**Your task**
Gather every line below where "JSON" appears.

**Information shown**
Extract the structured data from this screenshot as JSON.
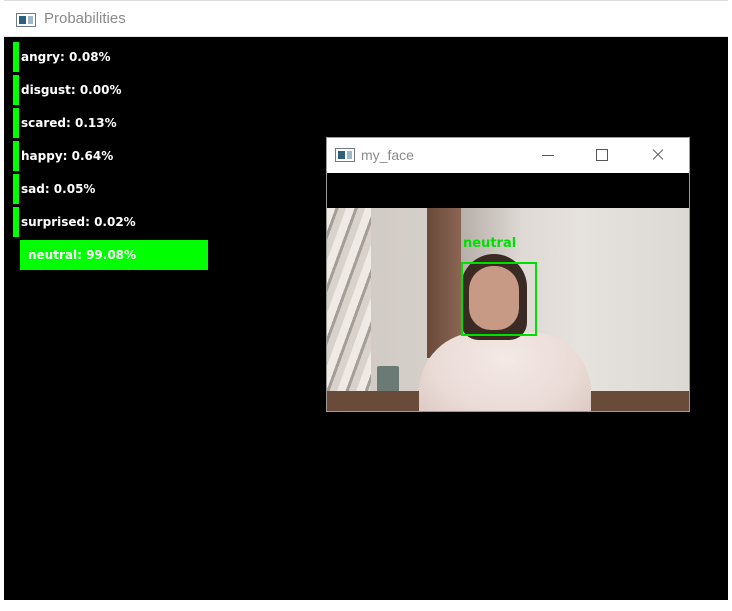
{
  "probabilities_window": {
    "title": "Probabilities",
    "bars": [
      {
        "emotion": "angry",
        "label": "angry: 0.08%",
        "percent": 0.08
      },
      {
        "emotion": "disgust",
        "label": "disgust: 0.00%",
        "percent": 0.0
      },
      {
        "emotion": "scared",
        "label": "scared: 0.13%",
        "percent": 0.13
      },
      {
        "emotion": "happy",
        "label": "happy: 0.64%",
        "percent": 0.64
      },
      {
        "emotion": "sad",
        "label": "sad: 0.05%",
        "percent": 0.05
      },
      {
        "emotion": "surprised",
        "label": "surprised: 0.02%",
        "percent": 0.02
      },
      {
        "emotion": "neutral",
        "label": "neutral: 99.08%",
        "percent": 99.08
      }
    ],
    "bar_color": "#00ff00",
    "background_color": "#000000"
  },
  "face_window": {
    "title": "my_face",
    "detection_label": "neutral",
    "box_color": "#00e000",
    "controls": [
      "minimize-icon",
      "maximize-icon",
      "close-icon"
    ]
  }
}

==

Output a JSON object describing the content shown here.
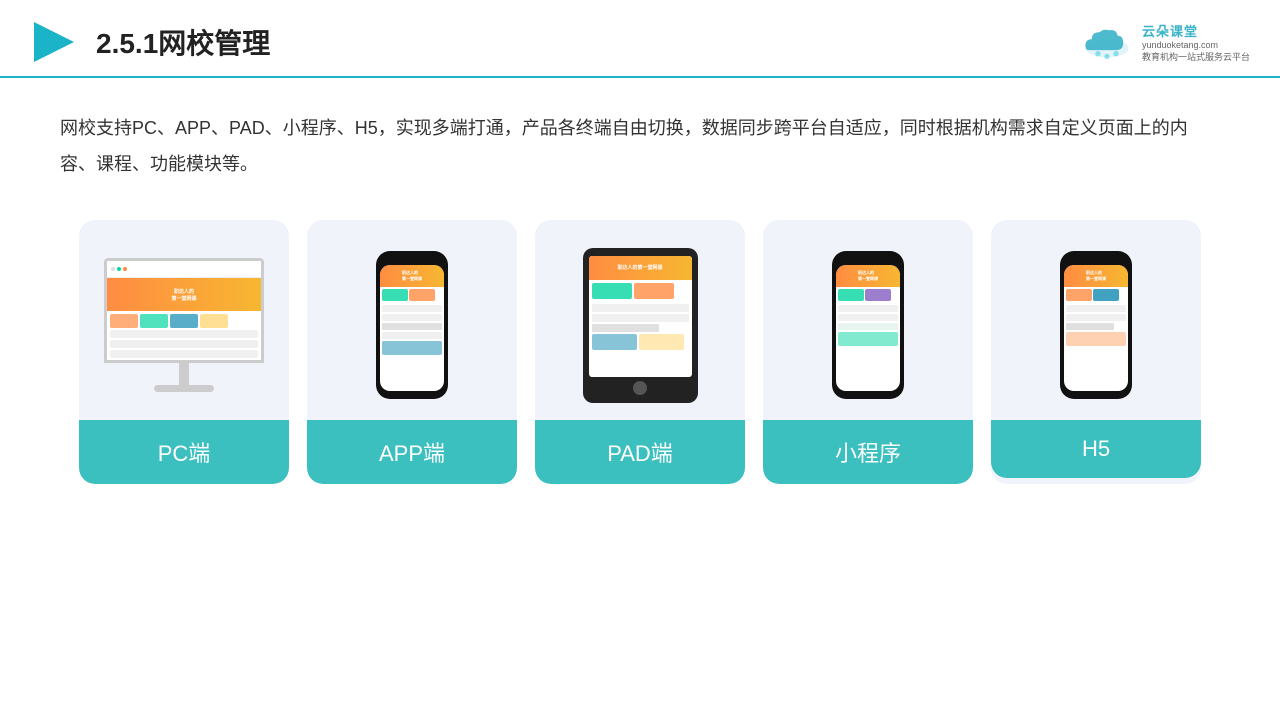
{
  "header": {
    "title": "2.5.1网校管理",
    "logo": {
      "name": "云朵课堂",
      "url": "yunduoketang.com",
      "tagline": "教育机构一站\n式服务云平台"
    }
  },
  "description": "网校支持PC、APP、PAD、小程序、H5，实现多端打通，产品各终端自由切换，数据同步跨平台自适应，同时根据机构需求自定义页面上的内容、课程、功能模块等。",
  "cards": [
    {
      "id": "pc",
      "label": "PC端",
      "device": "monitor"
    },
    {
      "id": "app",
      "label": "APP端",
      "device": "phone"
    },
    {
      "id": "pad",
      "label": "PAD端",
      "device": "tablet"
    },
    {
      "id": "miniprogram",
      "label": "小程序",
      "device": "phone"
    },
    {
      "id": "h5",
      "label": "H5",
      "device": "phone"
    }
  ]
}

**Solution to the exercise**
Extract the structured data from this screenshot as JSON.
Output a JSON object describing the content shown here.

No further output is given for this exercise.